*Supplied entries:*
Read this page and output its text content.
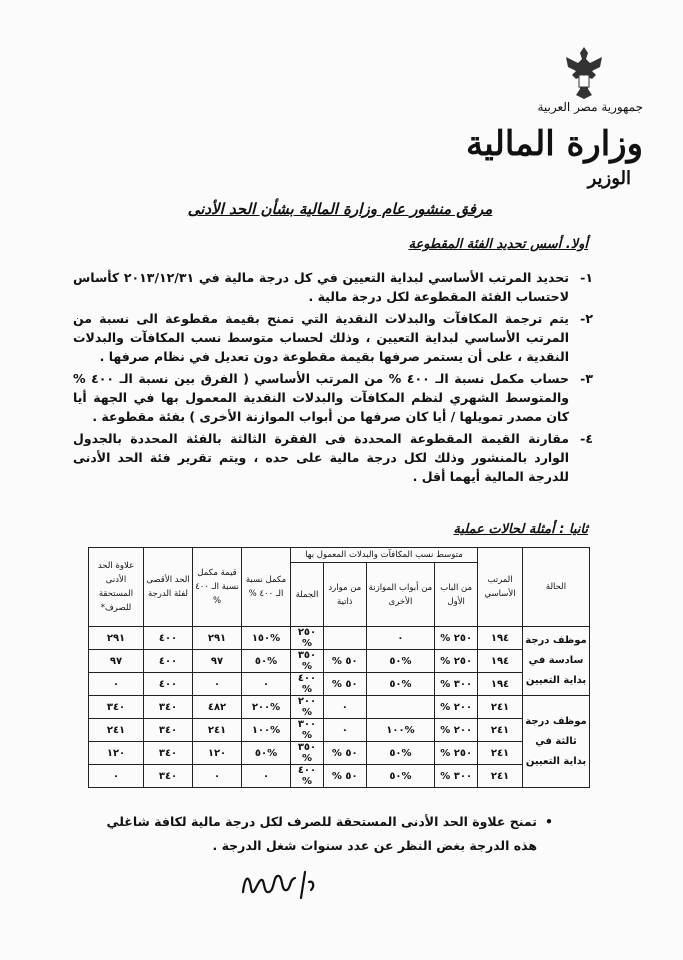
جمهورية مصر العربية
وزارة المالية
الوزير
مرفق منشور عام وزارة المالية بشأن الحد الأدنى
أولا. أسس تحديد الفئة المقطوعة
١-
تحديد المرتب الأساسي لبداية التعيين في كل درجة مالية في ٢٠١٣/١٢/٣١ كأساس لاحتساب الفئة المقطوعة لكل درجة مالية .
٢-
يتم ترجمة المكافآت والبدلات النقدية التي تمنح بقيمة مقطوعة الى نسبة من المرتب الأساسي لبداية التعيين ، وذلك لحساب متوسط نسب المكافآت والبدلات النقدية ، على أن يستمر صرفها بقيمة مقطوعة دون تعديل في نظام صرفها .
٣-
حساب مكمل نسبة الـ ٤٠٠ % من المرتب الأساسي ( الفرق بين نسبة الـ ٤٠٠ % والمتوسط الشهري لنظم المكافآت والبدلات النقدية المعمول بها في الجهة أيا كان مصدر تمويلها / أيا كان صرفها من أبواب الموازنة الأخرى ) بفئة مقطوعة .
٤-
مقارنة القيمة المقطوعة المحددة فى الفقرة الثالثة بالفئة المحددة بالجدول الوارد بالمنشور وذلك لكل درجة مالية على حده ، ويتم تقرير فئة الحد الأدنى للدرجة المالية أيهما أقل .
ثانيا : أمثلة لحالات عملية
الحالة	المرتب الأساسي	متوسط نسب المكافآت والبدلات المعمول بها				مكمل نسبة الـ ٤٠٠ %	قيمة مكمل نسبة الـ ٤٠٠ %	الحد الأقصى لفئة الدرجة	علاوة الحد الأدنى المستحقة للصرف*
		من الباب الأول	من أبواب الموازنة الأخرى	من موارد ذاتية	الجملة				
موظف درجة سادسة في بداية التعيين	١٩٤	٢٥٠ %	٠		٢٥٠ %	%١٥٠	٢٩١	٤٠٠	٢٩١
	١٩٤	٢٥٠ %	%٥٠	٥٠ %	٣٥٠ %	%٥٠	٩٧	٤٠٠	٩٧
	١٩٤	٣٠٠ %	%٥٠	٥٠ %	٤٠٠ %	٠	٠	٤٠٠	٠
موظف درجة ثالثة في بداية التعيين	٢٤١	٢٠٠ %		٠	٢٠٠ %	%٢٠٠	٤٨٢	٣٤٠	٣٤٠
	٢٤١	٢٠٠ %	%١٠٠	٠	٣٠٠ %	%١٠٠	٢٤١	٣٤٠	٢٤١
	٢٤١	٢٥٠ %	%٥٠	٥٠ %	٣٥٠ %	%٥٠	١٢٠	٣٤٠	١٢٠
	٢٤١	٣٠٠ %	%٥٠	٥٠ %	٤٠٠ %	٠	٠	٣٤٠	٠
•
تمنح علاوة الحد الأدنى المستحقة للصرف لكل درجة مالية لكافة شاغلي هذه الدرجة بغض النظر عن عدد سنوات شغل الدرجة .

--

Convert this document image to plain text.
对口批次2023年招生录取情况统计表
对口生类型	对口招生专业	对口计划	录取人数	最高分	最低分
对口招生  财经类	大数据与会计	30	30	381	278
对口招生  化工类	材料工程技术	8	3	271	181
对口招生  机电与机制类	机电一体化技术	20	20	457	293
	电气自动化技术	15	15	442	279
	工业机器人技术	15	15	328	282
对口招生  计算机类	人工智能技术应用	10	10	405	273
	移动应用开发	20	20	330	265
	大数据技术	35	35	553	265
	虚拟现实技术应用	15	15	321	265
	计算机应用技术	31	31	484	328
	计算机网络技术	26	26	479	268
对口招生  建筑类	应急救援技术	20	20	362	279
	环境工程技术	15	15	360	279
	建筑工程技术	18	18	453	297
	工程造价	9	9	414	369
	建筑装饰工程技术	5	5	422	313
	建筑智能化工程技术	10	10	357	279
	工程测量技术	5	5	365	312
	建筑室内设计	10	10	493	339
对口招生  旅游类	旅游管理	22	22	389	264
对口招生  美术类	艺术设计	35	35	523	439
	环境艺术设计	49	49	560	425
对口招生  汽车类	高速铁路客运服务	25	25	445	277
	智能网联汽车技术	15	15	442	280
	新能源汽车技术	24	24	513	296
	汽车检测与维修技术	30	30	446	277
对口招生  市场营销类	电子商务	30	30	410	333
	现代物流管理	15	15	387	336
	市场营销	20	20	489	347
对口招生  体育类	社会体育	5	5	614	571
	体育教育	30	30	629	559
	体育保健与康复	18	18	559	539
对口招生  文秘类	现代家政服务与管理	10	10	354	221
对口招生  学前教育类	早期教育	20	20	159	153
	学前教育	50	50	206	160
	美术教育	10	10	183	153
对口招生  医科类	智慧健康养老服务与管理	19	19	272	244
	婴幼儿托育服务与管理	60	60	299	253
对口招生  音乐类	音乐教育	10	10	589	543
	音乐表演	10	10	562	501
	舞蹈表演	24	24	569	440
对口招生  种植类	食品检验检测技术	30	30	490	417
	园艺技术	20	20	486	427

*Written request:* Each line in the listing above that contains "الدرجة" should be copied.

*Solution for this task:*
الحالة	المرتب الأساسي	متوسط نسب المكافآت والبدلات المعمول بها				مكمل نسبة الـ ٤٠٠ %	قيمة مكمل نسبة الـ ٤٠٠ %	الحد الأقصى لفئة الدرجة	علاوة الحد الأدنى المستحقة للصرف*
تمنح علاوة الحد الأدنى المستحقة للصرف لكل درجة مالية لكافة شاغلي هذه الدرجة بغض النظر عن عدد سنوات شغل الدرجة .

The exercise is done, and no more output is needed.